------ Materials provided

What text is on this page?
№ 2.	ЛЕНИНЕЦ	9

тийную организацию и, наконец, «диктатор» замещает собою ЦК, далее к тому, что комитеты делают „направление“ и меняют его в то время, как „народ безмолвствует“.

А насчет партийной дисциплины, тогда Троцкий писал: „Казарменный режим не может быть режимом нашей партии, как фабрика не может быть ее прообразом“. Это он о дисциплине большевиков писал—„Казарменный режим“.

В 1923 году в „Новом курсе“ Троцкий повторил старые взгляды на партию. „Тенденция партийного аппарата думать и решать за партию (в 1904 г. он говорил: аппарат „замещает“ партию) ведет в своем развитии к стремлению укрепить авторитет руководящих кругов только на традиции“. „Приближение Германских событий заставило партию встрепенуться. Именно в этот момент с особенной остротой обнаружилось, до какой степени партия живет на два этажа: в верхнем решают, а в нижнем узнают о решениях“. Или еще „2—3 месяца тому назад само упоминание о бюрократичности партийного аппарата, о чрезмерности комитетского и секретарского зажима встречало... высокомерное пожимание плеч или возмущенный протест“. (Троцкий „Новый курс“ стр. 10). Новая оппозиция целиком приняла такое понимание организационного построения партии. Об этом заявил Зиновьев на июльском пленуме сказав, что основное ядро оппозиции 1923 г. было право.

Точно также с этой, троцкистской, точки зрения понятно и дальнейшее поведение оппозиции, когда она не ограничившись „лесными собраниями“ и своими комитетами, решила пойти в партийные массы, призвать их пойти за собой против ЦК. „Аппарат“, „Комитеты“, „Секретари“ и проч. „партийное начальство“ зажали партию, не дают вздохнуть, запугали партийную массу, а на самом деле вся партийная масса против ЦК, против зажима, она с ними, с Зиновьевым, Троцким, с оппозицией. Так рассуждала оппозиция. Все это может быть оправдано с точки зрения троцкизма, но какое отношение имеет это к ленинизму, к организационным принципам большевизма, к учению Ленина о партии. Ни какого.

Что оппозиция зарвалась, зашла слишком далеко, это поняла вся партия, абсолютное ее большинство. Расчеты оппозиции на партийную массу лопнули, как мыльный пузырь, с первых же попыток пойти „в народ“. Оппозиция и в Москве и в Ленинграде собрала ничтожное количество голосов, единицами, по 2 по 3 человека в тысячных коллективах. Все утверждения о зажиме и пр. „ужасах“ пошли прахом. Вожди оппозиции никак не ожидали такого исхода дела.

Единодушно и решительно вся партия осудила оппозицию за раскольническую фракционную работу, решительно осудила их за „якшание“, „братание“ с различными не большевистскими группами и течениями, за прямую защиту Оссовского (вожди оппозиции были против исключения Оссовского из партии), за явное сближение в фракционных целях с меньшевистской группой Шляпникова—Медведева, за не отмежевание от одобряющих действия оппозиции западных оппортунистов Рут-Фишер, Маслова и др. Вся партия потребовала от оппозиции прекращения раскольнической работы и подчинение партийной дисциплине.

------------

Pick out all the lines with the word "дисциплине" in them and copy them.

◆ **Exercise solution**:
А насчет партийной дисциплины, тогда Троцкий писал: „Казарменный режим не может быть режимом нашей партии, как фабрика не может быть ее прообразом“. Это он о дисциплине большевиков писал—„Казарменный режим“.
Единодушно и решительно вся партия осудила оппозицию за раскольническую фракционную работу, решительно осудила их за „якшание“, „братание“ с различными не большевистскими группами и течениями, за прямую защиту Оссовского (вожди оппозиции были против исключения Оссовского из партии), за явное сближение в фракционных целях с меньшевистской группой Шляпникова—Медведева, за не отмежевание от одобряющих действия оппозиции западных оппортунистов Рут-Фишер, Маслова и др. Вся партия потребовала от оппозиции прекращения раскольнической работы и подчинение партийной дисциплине.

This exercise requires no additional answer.